[A run of records]
☆ ☆ ☆ ☆ ☆

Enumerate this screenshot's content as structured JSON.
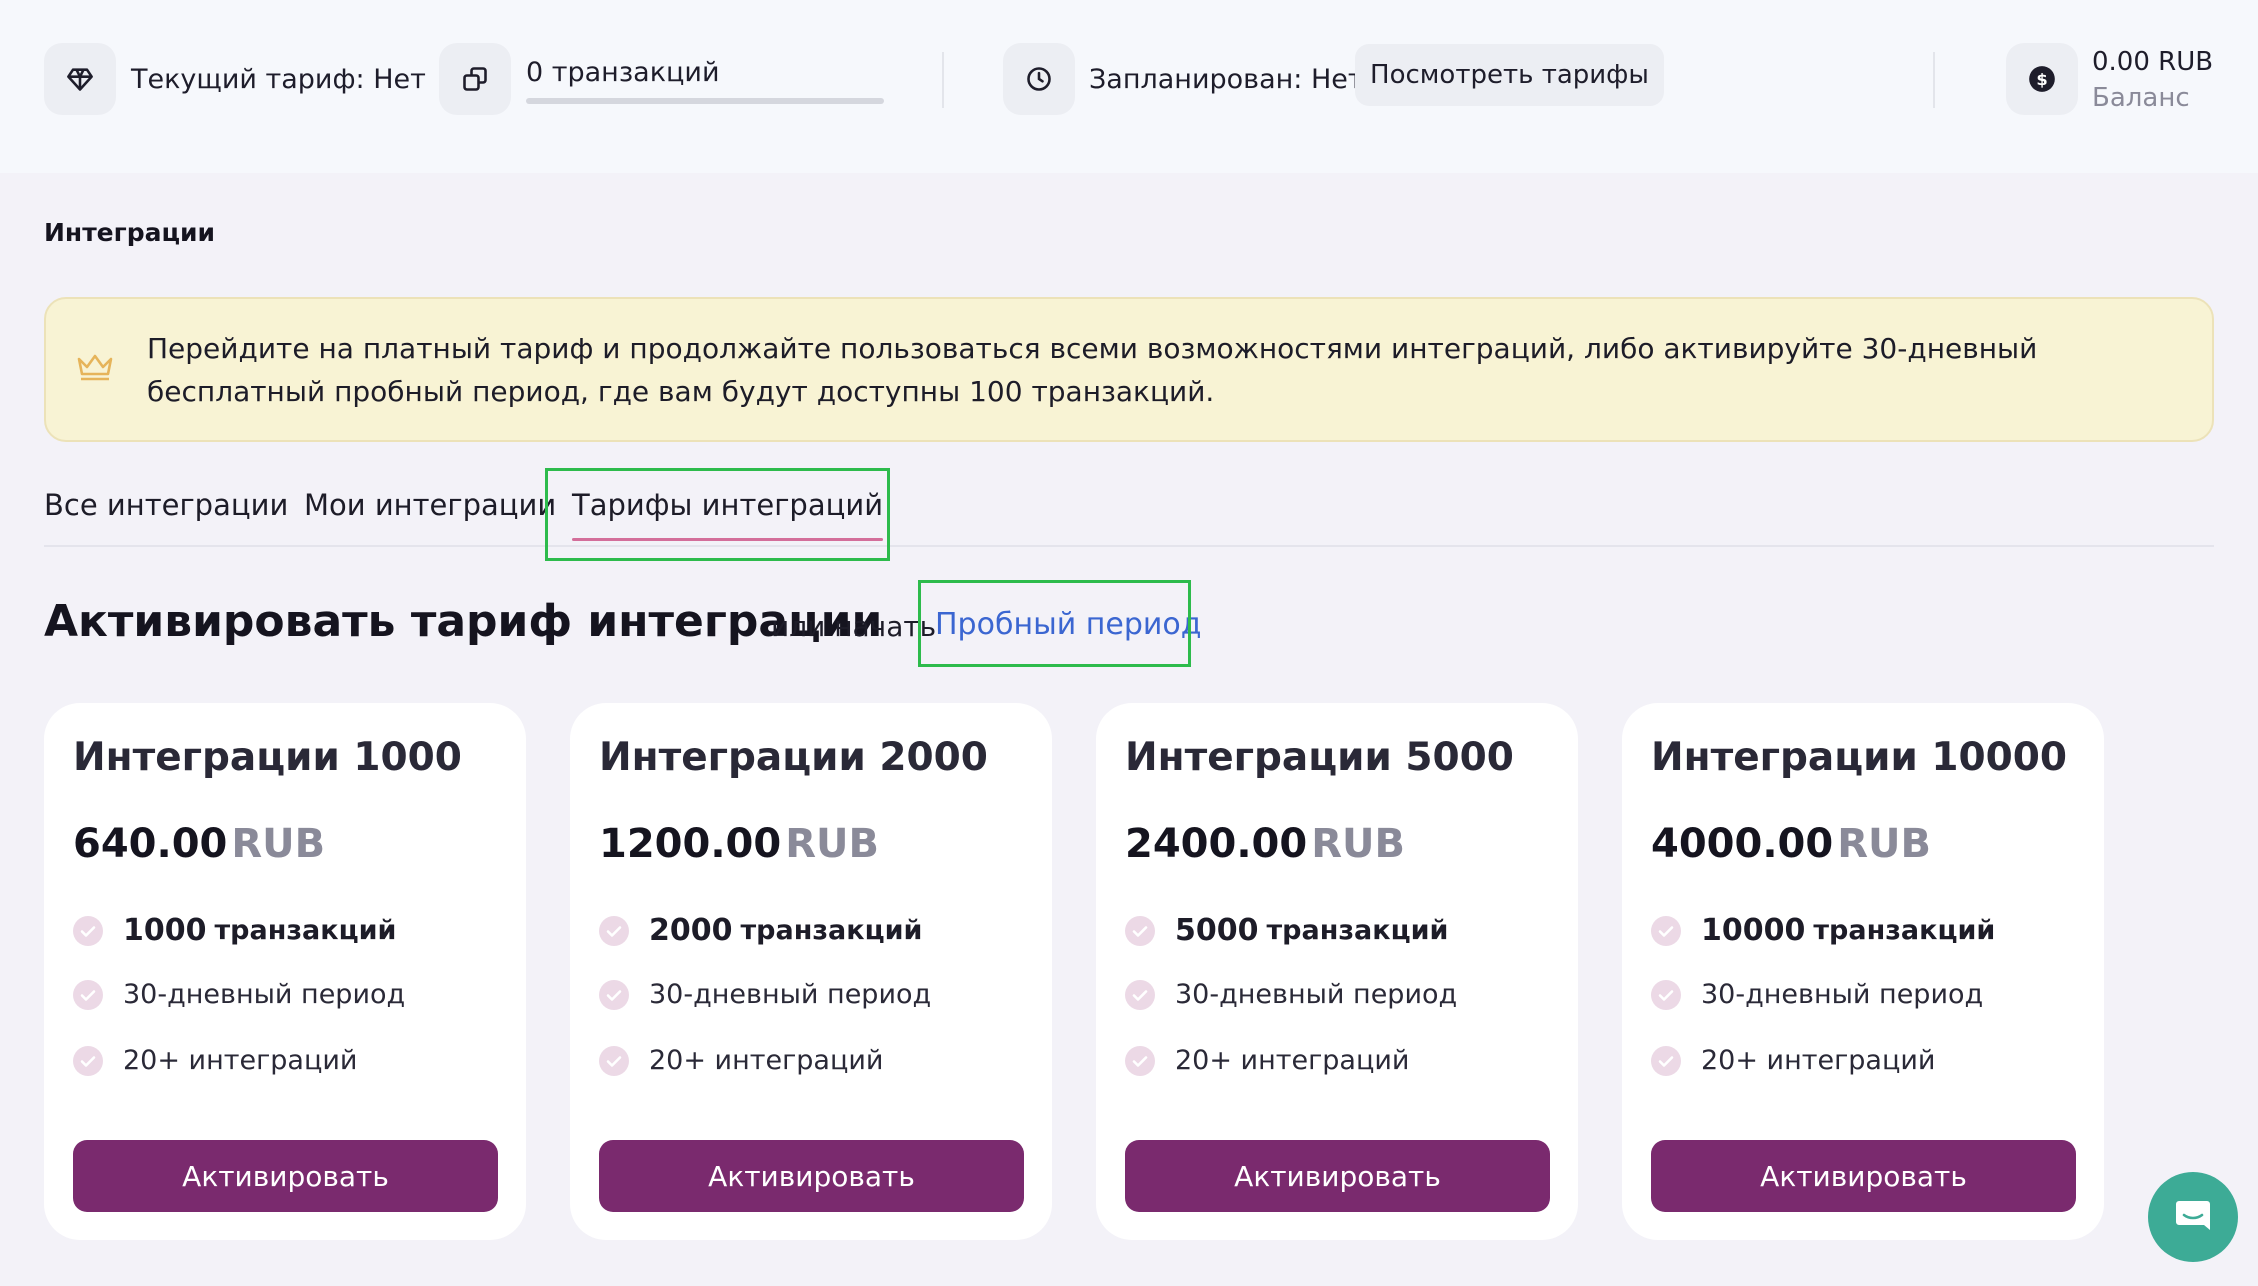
{
  "header": {
    "current_tariff": "Текущий тариф: Нет",
    "transactions": "0 транзакций",
    "transactions_progress": 0,
    "scheduled": "Запланирован: Нет",
    "view_tariffs_button": "Посмотреть тарифы",
    "balance_amount": "0.00 RUB",
    "balance_label": "Баланс",
    "icons": [
      "diamond-icon",
      "copy-icon",
      "clock-icon",
      "dollar-coin-icon"
    ]
  },
  "page": {
    "title": "Интеграции"
  },
  "banner": {
    "text": "Перейдите на платный тариф и продолжайте пользоваться всеми возможностями интеграций, либо активируйте 30-дневный бесплатный пробный период, где вам будут доступны 100 транзакций.",
    "icon": "crown-icon",
    "accent_color": "#e6b45a"
  },
  "tabs": {
    "items": [
      {
        "label": "Все интеграции"
      },
      {
        "label": "Мои интеграции"
      },
      {
        "label": "Тарифы интеграций"
      }
    ],
    "active_index": 2
  },
  "section": {
    "heading": "Активировать тариф интеграции",
    "or_start": "или начать",
    "trial_link": "Пробный период"
  },
  "plans": [
    {
      "name": "Интеграции 1000",
      "price": "640.00",
      "currency": "RUB",
      "transactions_count": "1000",
      "transactions_unit": "транзакций",
      "period": "30-дневный период",
      "integrations": "20+ интеграций",
      "button": "Активировать"
    },
    {
      "name": "Интеграции 2000",
      "price": "1200.00",
      "currency": "RUB",
      "transactions_count": "2000",
      "transactions_unit": "транзакций",
      "period": "30-дневный период",
      "integrations": "20+ интеграций",
      "button": "Активировать"
    },
    {
      "name": "Интеграции 5000",
      "price": "2400.00",
      "currency": "RUB",
      "transactions_count": "5000",
      "transactions_unit": "транзакций",
      "period": "30-дневный период",
      "integrations": "20+ интеграций",
      "button": "Активировать"
    },
    {
      "name": "Интеграции 10000",
      "price": "4000.00",
      "currency": "RUB",
      "transactions_count": "10000",
      "transactions_unit": "транзакций",
      "period": "30-дневный период",
      "integrations": "20+ интеграций",
      "button": "Активировать"
    }
  ],
  "colors": {
    "brand_primary": "#7a2a6e",
    "link": "#3b66d1",
    "banner_bg": "#f8f3d4",
    "check_bg": "#ecd9e6",
    "tab_underline": "#d36e9a",
    "highlight": "#2dbb4c",
    "chat_launcher": "#3dab96"
  }
}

☆ ☆ ☆ ☆ ☆

* REQUIRED TASK
Restate the data above word for word. Skip every picture.

* REPLY
Enumerate this screenshot's content as structured JSON.
{
  "header": {
    "current_tariff": "Текущий тариф: Нет",
    "transactions": "0 транзакций",
    "transactions_progress": 0,
    "scheduled": "Запланирован: Нет",
    "view_tariffs_button": "Посмотреть тарифы",
    "balance_amount": "0.00 RUB",
    "balance_label": "Баланс",
    "icons": [
      "diamond-icon",
      "copy-icon",
      "clock-icon",
      "dollar-coin-icon"
    ]
  },
  "page": {
    "title": "Интеграции"
  },
  "banner": {
    "text": "Перейдите на платный тариф и продолжайте пользоваться всеми возможностями интеграций, либо активируйте 30-дневный бесплатный пробный период, где вам будут доступны 100 транзакций.",
    "icon": "crown-icon",
    "accent_color": "#e6b45a"
  },
  "tabs": {
    "items": [
      {
        "label": "Все интеграции"
      },
      {
        "label": "Мои интеграции"
      },
      {
        "label": "Тарифы интеграций"
      }
    ],
    "active_index": 2
  },
  "section": {
    "heading": "Активировать тариф интеграции",
    "or_start": "или начать",
    "trial_link": "Пробный период"
  },
  "plans": [
    {
      "name": "Интеграции 1000",
      "price": "640.00",
      "currency": "RUB",
      "transactions_count": "1000",
      "transactions_unit": "транзакций",
      "period": "30-дневный период",
      "integrations": "20+ интеграций",
      "button": "Активировать"
    },
    {
      "name": "Интеграции 2000",
      "price": "1200.00",
      "currency": "RUB",
      "transactions_count": "2000",
      "transactions_unit": "транзакций",
      "period": "30-дневный период",
      "integrations": "20+ интеграций",
      "button": "Активировать"
    },
    {
      "name": "Интеграции 5000",
      "price": "2400.00",
      "currency": "RUB",
      "transactions_count": "5000",
      "transactions_unit": "транзакций",
      "period": "30-дневный период",
      "integrations": "20+ интеграций",
      "button": "Активировать"
    },
    {
      "name": "Интеграции 10000",
      "price": "4000.00",
      "currency": "RUB",
      "transactions_count": "10000",
      "transactions_unit": "транзакций",
      "period": "30-дневный период",
      "integrations": "20+ интеграций",
      "button": "Активировать"
    }
  ],
  "colors": {
    "brand_primary": "#7a2a6e",
    "link": "#3b66d1",
    "banner_bg": "#f8f3d4",
    "check_bg": "#ecd9e6",
    "tab_underline": "#d36e9a",
    "highlight": "#2dbb4c",
    "chat_launcher": "#3dab96"
  }
}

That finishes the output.